**GIVEN PROBLEM**
Convert the records from the line containing "Patent image size: (1084, 1320)." through the line containing "The grooves 45b is at (790, 933).", inclusive, into a JSON list of strings with one string per line and no blank lines.

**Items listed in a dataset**
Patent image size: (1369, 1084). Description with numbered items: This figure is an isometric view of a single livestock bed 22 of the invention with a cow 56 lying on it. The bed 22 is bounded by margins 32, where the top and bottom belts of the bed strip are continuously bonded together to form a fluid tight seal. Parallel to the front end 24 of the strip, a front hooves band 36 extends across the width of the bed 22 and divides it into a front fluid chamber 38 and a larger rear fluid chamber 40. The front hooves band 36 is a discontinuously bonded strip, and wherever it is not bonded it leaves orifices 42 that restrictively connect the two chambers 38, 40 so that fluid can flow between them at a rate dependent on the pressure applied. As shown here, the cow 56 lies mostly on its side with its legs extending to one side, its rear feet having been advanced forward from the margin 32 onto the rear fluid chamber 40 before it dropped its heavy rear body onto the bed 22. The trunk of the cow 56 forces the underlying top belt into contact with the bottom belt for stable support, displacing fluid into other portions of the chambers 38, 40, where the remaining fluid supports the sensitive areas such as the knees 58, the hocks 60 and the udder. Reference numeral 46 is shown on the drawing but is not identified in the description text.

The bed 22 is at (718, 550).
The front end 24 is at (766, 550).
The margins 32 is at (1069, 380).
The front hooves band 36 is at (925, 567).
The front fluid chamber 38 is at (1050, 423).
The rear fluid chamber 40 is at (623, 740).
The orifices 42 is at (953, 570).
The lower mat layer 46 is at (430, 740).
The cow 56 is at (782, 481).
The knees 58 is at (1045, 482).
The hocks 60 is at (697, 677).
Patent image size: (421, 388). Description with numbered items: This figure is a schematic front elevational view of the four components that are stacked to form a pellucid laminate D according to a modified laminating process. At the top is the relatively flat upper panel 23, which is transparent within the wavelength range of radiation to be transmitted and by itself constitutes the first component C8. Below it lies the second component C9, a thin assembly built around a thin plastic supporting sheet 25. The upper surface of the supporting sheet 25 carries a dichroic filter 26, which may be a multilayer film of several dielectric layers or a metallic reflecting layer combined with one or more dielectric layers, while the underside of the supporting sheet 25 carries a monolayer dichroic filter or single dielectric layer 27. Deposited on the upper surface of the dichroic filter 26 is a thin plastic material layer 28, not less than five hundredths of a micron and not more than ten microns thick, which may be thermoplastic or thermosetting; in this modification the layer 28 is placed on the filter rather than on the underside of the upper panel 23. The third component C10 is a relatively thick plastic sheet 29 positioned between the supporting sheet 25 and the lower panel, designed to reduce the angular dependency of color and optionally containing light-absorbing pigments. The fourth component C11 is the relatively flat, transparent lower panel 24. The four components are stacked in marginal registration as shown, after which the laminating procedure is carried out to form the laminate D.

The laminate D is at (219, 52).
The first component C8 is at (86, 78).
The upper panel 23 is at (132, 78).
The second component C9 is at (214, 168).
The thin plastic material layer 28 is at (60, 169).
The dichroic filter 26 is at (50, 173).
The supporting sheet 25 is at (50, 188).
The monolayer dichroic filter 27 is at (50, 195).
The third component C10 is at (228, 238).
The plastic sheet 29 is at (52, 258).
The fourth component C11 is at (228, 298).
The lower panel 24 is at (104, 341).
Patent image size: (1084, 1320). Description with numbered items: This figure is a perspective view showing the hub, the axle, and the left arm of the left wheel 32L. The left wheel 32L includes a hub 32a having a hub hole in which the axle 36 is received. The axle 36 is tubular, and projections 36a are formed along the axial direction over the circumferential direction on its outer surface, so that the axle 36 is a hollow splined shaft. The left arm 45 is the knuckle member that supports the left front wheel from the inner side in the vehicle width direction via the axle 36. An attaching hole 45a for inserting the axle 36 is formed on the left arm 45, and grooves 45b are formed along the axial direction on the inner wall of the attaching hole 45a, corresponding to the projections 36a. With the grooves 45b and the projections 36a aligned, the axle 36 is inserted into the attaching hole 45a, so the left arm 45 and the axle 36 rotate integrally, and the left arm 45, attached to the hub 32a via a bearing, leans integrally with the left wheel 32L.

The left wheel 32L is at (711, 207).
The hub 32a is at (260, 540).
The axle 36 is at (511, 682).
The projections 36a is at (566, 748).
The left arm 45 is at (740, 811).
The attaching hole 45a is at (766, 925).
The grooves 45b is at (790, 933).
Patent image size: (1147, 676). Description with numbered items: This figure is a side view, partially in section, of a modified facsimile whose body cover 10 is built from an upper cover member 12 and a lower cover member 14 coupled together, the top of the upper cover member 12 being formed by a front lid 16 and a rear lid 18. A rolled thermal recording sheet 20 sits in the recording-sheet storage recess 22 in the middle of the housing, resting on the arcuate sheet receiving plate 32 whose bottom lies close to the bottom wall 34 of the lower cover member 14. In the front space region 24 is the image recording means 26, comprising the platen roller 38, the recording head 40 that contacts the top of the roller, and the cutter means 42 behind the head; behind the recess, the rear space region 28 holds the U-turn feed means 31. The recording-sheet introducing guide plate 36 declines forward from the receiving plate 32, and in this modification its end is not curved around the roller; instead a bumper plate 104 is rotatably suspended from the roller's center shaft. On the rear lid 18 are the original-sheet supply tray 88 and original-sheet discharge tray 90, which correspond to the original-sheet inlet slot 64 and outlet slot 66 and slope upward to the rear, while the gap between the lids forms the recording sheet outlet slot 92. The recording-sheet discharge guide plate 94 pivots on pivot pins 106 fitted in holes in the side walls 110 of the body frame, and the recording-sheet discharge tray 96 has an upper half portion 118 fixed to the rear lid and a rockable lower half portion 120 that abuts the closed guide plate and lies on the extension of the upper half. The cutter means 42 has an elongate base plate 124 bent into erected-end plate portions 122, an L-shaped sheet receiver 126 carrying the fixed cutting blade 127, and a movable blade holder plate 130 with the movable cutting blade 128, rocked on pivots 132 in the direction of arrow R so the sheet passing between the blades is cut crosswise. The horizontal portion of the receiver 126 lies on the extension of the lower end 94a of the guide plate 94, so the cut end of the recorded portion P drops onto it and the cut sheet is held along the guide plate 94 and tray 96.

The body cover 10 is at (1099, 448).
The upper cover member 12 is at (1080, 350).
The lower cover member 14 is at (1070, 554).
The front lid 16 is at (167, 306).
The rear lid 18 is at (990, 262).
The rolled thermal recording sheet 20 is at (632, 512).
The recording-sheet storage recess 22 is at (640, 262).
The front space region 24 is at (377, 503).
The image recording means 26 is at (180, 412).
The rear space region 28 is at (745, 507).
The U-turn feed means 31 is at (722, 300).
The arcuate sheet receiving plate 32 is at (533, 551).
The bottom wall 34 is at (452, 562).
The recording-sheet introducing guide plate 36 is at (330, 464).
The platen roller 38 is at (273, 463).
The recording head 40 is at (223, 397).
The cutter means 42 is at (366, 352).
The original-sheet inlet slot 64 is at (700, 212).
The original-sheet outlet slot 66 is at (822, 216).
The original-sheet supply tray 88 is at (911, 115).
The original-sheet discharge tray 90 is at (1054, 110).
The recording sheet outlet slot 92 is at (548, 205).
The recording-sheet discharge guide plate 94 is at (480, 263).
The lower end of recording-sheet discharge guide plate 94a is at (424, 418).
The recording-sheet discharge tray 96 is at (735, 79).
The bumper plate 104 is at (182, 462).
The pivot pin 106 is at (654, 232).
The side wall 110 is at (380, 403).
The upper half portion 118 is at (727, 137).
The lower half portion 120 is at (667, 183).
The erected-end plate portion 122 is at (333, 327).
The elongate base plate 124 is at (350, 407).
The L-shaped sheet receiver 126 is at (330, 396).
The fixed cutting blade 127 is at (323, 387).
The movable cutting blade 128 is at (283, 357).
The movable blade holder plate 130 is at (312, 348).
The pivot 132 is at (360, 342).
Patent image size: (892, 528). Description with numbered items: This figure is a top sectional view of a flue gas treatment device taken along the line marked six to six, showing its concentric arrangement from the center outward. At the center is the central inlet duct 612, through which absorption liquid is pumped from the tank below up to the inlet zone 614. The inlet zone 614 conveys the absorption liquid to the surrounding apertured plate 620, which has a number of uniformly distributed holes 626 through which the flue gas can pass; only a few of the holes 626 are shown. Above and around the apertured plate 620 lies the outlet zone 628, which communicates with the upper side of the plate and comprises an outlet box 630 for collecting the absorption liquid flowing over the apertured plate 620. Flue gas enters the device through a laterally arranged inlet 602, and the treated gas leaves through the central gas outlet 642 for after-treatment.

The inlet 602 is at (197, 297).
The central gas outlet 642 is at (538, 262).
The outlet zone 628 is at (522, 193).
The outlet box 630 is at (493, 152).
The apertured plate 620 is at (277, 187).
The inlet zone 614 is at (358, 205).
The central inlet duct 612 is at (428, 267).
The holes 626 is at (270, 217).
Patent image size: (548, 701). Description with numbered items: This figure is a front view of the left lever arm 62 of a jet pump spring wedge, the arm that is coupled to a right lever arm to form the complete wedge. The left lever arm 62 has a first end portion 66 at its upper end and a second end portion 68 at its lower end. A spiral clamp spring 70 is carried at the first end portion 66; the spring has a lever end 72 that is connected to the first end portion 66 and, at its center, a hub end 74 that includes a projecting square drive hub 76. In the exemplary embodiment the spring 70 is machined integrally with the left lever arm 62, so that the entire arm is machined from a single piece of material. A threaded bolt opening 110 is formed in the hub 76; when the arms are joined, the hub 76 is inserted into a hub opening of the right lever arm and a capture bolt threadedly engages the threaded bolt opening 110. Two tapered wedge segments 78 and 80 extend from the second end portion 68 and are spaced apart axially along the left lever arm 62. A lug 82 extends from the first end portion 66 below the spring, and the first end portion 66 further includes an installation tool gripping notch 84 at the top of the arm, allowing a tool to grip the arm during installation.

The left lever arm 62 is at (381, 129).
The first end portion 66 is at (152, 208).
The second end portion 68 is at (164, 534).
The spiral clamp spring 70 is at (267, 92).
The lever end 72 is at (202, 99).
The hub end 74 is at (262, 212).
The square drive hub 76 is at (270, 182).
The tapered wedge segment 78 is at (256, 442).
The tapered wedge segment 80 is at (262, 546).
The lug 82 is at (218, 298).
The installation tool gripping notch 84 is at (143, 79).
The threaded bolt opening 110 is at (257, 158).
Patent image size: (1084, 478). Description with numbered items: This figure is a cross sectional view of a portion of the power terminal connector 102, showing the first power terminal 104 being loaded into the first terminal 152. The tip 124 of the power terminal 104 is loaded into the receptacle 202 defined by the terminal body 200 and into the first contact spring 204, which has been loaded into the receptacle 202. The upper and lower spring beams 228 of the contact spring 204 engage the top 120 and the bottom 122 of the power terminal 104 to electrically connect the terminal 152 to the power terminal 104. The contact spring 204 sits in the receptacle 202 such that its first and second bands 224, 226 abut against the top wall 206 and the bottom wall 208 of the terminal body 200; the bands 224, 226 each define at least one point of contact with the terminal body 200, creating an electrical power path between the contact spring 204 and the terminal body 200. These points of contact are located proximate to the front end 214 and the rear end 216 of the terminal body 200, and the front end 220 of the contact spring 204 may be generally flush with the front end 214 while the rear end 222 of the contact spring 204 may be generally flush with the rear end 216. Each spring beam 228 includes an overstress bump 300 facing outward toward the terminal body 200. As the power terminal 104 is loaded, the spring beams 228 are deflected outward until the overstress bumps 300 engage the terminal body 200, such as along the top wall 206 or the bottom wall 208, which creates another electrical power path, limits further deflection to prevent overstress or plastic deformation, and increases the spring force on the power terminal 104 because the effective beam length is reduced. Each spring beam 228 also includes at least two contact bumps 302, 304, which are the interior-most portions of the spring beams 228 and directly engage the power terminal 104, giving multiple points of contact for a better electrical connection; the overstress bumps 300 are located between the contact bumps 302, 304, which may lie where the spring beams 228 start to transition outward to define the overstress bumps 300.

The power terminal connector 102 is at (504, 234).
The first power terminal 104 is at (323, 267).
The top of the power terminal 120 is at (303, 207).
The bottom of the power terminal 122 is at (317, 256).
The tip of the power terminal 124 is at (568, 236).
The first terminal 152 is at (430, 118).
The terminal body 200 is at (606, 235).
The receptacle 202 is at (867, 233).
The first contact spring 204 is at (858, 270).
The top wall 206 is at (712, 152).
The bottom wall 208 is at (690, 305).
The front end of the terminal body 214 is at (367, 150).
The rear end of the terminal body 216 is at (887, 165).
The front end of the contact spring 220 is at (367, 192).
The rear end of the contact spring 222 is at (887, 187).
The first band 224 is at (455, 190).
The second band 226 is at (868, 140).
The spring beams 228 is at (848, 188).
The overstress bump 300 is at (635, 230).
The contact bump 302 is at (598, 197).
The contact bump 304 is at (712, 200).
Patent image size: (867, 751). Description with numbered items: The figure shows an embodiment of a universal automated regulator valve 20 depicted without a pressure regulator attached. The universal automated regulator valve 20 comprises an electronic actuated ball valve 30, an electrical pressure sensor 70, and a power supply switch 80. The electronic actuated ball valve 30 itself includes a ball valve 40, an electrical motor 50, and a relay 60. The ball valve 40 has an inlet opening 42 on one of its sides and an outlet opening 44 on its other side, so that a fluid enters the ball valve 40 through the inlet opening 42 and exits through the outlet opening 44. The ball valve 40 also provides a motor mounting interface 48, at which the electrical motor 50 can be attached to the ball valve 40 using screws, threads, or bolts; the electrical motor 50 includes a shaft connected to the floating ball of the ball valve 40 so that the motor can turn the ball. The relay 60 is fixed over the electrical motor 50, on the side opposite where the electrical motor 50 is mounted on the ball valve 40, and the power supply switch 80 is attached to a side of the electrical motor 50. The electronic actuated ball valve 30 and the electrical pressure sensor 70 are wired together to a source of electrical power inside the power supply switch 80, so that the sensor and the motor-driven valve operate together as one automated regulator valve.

**SOLVED EXERCISE**
[
  "Patent image size: (1084, 1320). Description with numbered items: This figure is a perspective view showing the hub, the axle, and the left arm of the left wheel 32L. The left wheel 32L includes a hub 32a having a hub hole in which the axle 36 is received. The axle 36 is tubular, and projections 36a are formed along the axial direction over the circumferential direction on its outer surface, so that the axle 36 is a hollow splined shaft. The left arm 45 is the knuckle member that supports the left front wheel from the inner side in the vehicle width direction via the axle 36. An attaching hole 45a for inserting the axle 36 is formed on the left arm 45, and grooves 45b are formed along the axial direction on the inner wall of the attaching hole 45a, corresponding to the projections 36a. With the grooves 45b and the projections 36a aligned, the axle 36 is inserted into the attaching hole 45a, so the left arm 45 and the axle 36 rotate integrally, and the left arm 45, attached to the hub 32a via a bearing, leans integrally with the left wheel 32L.",
  "The left wheel 32L is at (711, 207).",
  "The hub 32a is at (260, 540).",
  "The axle 36 is at (511, 682).",
  "The projections 36a is at (566, 748).",
  "The left arm 45 is at (740, 811).",
  "The attaching hole 45a is at (766, 925).",
  "The grooves 45b is at (790, 933)."
]